• GOAL:
Each line below is to be written out in full, exactly as shown.

• LISTED ENTRIES:
- - - - -
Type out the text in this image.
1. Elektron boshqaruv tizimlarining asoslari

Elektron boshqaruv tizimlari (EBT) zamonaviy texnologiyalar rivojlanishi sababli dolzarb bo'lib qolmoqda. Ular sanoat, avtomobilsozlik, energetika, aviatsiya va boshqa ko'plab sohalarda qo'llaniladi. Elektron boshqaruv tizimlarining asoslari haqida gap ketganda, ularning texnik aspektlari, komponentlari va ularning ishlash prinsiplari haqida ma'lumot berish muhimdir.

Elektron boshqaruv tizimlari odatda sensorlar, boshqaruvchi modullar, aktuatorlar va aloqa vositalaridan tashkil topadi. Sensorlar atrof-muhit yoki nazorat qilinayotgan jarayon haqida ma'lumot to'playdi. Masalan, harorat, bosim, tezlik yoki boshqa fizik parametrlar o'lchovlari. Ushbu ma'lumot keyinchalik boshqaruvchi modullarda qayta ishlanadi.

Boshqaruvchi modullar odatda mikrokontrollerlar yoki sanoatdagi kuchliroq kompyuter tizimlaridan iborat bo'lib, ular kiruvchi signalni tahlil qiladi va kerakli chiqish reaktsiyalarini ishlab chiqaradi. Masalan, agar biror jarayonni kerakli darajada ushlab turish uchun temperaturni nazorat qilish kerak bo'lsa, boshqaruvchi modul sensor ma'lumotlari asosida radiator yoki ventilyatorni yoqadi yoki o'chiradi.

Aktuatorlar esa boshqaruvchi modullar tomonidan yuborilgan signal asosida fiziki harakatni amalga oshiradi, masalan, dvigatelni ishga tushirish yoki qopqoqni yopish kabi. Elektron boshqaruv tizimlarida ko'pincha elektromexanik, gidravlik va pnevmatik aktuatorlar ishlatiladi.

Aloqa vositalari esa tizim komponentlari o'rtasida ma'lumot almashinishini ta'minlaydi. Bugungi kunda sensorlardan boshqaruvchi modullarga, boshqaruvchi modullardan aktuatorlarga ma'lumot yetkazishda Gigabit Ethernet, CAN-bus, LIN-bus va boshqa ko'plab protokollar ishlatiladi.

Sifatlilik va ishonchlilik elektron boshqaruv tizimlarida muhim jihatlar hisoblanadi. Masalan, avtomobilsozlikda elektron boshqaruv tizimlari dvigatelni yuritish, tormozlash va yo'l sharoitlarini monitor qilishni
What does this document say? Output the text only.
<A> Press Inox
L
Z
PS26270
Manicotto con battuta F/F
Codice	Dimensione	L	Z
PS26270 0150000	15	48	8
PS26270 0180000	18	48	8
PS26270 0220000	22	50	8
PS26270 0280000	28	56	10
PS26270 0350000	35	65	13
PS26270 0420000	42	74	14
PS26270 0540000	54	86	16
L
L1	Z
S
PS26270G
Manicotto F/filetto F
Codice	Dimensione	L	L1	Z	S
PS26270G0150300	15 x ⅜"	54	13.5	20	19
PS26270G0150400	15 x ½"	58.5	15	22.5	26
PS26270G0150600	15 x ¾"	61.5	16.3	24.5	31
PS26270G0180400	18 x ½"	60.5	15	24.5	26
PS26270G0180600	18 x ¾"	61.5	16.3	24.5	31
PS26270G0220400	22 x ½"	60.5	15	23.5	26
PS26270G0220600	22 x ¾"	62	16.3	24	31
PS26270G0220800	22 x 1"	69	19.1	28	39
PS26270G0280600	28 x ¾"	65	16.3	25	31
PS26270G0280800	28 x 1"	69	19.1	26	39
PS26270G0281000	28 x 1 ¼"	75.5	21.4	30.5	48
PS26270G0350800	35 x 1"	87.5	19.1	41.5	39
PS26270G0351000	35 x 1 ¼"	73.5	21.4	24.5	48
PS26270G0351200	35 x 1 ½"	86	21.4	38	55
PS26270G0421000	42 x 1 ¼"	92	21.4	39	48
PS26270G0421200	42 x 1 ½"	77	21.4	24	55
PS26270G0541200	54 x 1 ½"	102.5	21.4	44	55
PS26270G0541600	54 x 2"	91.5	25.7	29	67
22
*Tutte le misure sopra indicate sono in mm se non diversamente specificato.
- - - - -
• FINISHED EXERCISE:
Type out the text in this image.
1. Elektron boshqaruv tizimlarining asoslari

Elektron boshqaruv tizimlari (EBT) zamonaviy texnologiyalar rivojlanishi sababli dolzarb bo'lib qolmoqda. Ular sanoat, avtomobilsozlik, energetika, aviatsiya va boshqa ko'plab sohalarda qo'llaniladi. Elektron boshqaruv tizimlarining asoslari haqida gap ketganda, ularning texnik aspektlari, komponentlari va ularning ishlash prinsiplari haqida ma'lumot berish muhimdir.

Elektron boshqaruv tizimlari odatda sensorlar, boshqaruvchi modullar, aktuatorlar va aloqa vositalaridan tashkil topadi. Sensorlar atrof-muhit yoki nazorat qilinayotgan jarayon haqida ma'lumot to'playdi. Masalan, harorat, bosim, tezlik yoki boshqa fizik parametrlar o'lchovlari. Ushbu ma'lumot keyinchalik boshqaruvchi modullarda qayta ishlanadi.

Boshqaruvchi modullar odatda mikrokontrollerlar yoki sanoatdagi kuchliroq kompyuter tizimlaridan iborat bo'lib, ular kiruvchi signalni tahlil qiladi va kerakli chiqish reaktsiyalarini ishlab chiqaradi. Masalan, agar biror jarayonni kerakli darajada ushlab turish uchun temperaturni nazorat qilish kerak bo'lsa, boshqaruvchi modul sensor ma'lumotlari asosida radiator yoki ventilyatorni yoqadi yoki o'chiradi.

Aktuatorlar esa boshqaruvchi modullar tomonidan yuborilgan signal asosida fiziki harakatni amalga oshiradi, masalan, dvigatelni ishga tushirish yoki qopqoqni yopish kabi. Elektron boshqaruv tizimlarida ko'pincha elektromexanik, gidravlik va pnevmatik aktuatorlar ishlatiladi.

Aloqa vositalari esa tizim komponentlari o'rtasida ma'lumot almashinishini ta'minlaydi. Bugungi kunda sensorlardan boshqaruvchi modullarga, boshqaruvchi modullardan aktuatorlarga ma'lumot yetkazishda Gigabit Ethernet, CAN-bus, LIN-bus va boshqa ko'plab protokollar ishlatiladi.

Sifatlilik va ishonchlilik elektron boshqaruv tizimlarida muhim jihatlar hisoblanadi. Masalan, avtomobilsozlikda elektron boshqaruv tizimlari dvigatelni yuritish, tormozlash va yo'l sharoitlarini monitor qilishni
What does this document say? Output the text only.
<A> Press Inox
L
Z
PS26270
Manicotto con battuta F/F
Codice	Dimensione	L	Z
PS26270 0150000	15	48	8
PS26270 0180000	18	48	8
PS26270 0220000	22	50	8
PS26270 0280000	28	56	10
PS26270 0350000	35	65	13
PS26270 0420000	42	74	14
PS26270 0540000	54	86	16
L
L1	Z
S
PS26270G
Manicotto F/filetto F
Codice	Dimensione	L	L1	Z	S
PS26270G0150300	15 x ⅜"	54	13.5	20	19
PS26270G0150400	15 x ½"	58.5	15	22.5	26
PS26270G0150600	15 x ¾"	61.5	16.3	24.5	31
PS26270G0180400	18 x ½"	60.5	15	24.5	26
PS26270G0180600	18 x ¾"	61.5	16.3	24.5	31
PS26270G0220400	22 x ½"	60.5	15	23.5	26
PS26270G0220600	22 x ¾"	62	16.3	24	31
PS26270G0220800	22 x 1"	69	19.1	28	39
PS26270G0280600	28 x ¾"	65	16.3	25	31
PS26270G0280800	28 x 1"	69	19.1	26	39
PS26270G0281000	28 x 1 ¼"	75.5	21.4	30.5	48
PS26270G0350800	35 x 1"	87.5	19.1	41.5	39
PS26270G0351000	35 x 1 ¼"	73.5	21.4	24.5	48
PS26270G0351200	35 x 1 ½"	86	21.4	38	55
PS26270G0421000	42 x 1 ¼"	92	21.4	39	48
PS26270G0421200	42 x 1 ½"	77	21.4	24	55
PS26270G0541200	54 x 1 ½"	102.5	21.4	44	55
PS26270G0541600	54 x 2"	91.5	25.7	29	67
22
*Tutte le misure sopra indicate sono in mm se non diversamente specificato.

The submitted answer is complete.